Records provided

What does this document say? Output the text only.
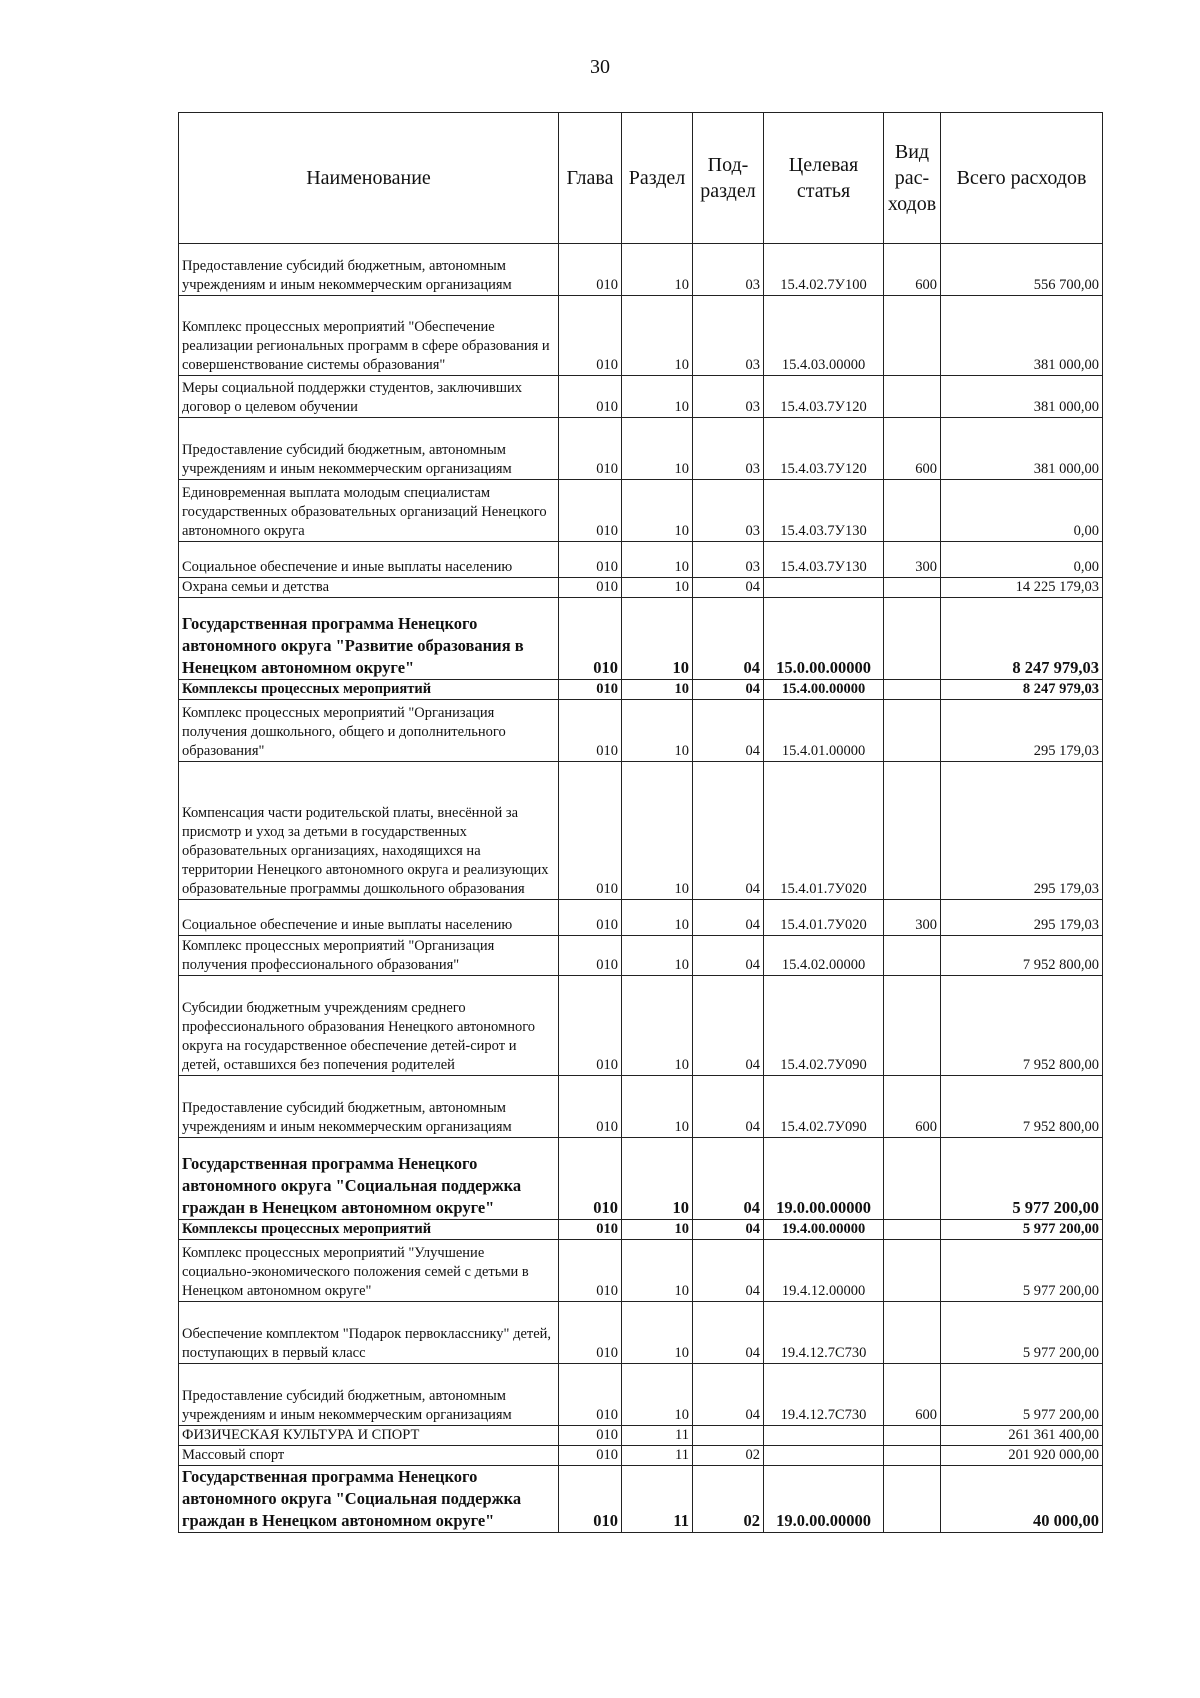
30
Наименование	Глава	Раздел	Под-раздел	Целевая статья	Вид рас-ходов	Всего расходов
Предоставление субсидий бюджетным, автономным учреждениям и иным некоммерческим организациям	010	10	03	15.4.02.7У100	600	556 700,00
Комплекс процессных мероприятий "Обеспечение реализации региональных программ в сфере образования и совершенствование системы образования"	010	10	03	15.4.03.00000		381 000,00
Меры социальной поддержки студентов, заключивших договор о целевом обучении	010	10	03	15.4.03.7У120		381 000,00
Предоставление субсидий бюджетным, автономным учреждениям и иным некоммерческим организациям	010	10	03	15.4.03.7У120	600	381 000,00
Единовременная выплата молодым специалистам государственных образовательных организаций Ненецкого автономного округа	010	10	03	15.4.03.7У130		0,00
Социальное обеспечение и иные выплаты населению	010	10	03	15.4.03.7У130	300	0,00
Охрана семьи и детства	010	10	04			14 225 179,03
Государственная программа Ненецкого автономного округа "Развитие образования в Ненецком автономном округе"	010	10	04	15.0.00.00000		8 247 979,03
Комплексы процессных мероприятий	010	10	04	15.4.00.00000		8 247 979,03
Комплекс процессных мероприятий "Организация получения дошкольного, общего и дополнительного образования"	010	10	04	15.4.01.00000		295 179,03
Компенсация части родительской платы, внесённой за присмотр и уход за детьми в государственных образовательных организациях, находящихся на территории Ненецкого автономного округа и реализующих образовательные программы дошкольного образования	010	10	04	15.4.01.7У020		295 179,03
Социальное обеспечение и иные выплаты населению	010	10	04	15.4.01.7У020	300	295 179,03
Комплекс процессных мероприятий "Организация получения профессионального образования"	010	10	04	15.4.02.00000		7 952 800,00
Субсидии бюджетным учреждениям среднего профессионального образования Ненецкого автономного округа на государственное обеспечение детей-сирот и детей, оставшихся без попечения родителей	010	10	04	15.4.02.7У090		7 952 800,00
Предоставление субсидий бюджетным, автономным учреждениям и иным некоммерческим организациям	010	10	04	15.4.02.7У090	600	7 952 800,00
Государственная программа Ненецкого автономного округа "Социальная поддержка граждан в Ненецком автономном округе"	010	10	04	19.0.00.00000		5 977 200,00
Комплексы процессных мероприятий	010	10	04	19.4.00.00000		5 977 200,00
Комплекс процессных мероприятий "Улучшение социально-экономического положения семей с детьми в Ненецком автономном округе"	010	10	04	19.4.12.00000		5 977 200,00
Обеспечение комплектом "Подарок первокласснику" детей, поступающих в первый класс	010	10	04	19.4.12.7С730		5 977 200,00
Предоставление субсидий бюджетным, автономным учреждениям и иным некоммерческим организациям	010	10	04	19.4.12.7С730	600	5 977 200,00
ФИЗИЧЕСКАЯ КУЛЬТУРА И СПОРТ	010	11				261 361 400,00
Массовый спорт	010	11	02			201 920 000,00
Государственная программа Ненецкого автономного округа "Социальная поддержка граждан в Ненецком автономном округе"	010	11	02	19.0.00.00000		40 000,00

What needs to be done
Return all of the data exactly as written, and drop the pictures.

Reply to the exercise
What does this document say? Output the text only.
30
Наименование	Глава	Раздел	Под-раздел	Целевая статья	Вид рас-ходов	Всего расходов
Предоставление субсидий бюджетным, автономным учреждениям и иным некоммерческим организациям	010	10	03	15.4.02.7У100	600	556 700,00
Комплекс процессных мероприятий "Обеспечение реализации региональных программ в сфере образования и совершенствование системы образования"	010	10	03	15.4.03.00000		381 000,00
Меры социальной поддержки студентов, заключивших договор о целевом обучении	010	10	03	15.4.03.7У120		381 000,00
Предоставление субсидий бюджетным, автономным учреждениям и иным некоммерческим организациям	010	10	03	15.4.03.7У120	600	381 000,00
Единовременная выплата молодым специалистам государственных образовательных организаций Ненецкого автономного округа	010	10	03	15.4.03.7У130		0,00
Социальное обеспечение и иные выплаты населению	010	10	03	15.4.03.7У130	300	0,00
Охрана семьи и детства	010	10	04			14 225 179,03
Государственная программа Ненецкого автономного округа "Развитие образования в Ненецком автономном округе"	010	10	04	15.0.00.00000		8 247 979,03
Комплексы процессных мероприятий	010	10	04	15.4.00.00000		8 247 979,03
Комплекс процессных мероприятий "Организация получения дошкольного, общего и дополнительного образования"	010	10	04	15.4.01.00000		295 179,03
Компенсация части родительской платы, внесённой за присмотр и уход за детьми в государственных образовательных организациях, находящихся на территории Ненецкого автономного округа и реализующих образовательные программы дошкольного образования	010	10	04	15.4.01.7У020		295 179,03
Социальное обеспечение и иные выплаты населению	010	10	04	15.4.01.7У020	300	295 179,03
Комплекс процессных мероприятий "Организация получения профессионального образования"	010	10	04	15.4.02.00000		7 952 800,00
Субсидии бюджетным учреждениям среднего профессионального образования Ненецкого автономного округа на государственное обеспечение детей-сирот и детей, оставшихся без попечения родителей	010	10	04	15.4.02.7У090		7 952 800,00
Предоставление субсидий бюджетным, автономным учреждениям и иным некоммерческим организациям	010	10	04	15.4.02.7У090	600	7 952 800,00
Государственная программа Ненецкого автономного округа "Социальная поддержка граждан в Ненецком автономном округе"	010	10	04	19.0.00.00000		5 977 200,00
Комплексы процессных мероприятий	010	10	04	19.4.00.00000		5 977 200,00
Комплекс процессных мероприятий "Улучшение социально-экономического положения семей с детьми в Ненецком автономном округе"	010	10	04	19.4.12.00000		5 977 200,00
Обеспечение комплектом "Подарок первокласснику" детей, поступающих в первый класс	010	10	04	19.4.12.7С730		5 977 200,00
Предоставление субсидий бюджетным, автономным учреждениям и иным некоммерческим организациям	010	10	04	19.4.12.7С730	600	5 977 200,00
ФИЗИЧЕСКАЯ КУЛЬТУРА И СПОРТ	010	11				261 361 400,00
Массовый спорт	010	11	02			201 920 000,00
Государственная программа Ненецкого автономного округа "Социальная поддержка граждан в Ненецком автономном округе"	010	11	02	19.0.00.00000		40 000,00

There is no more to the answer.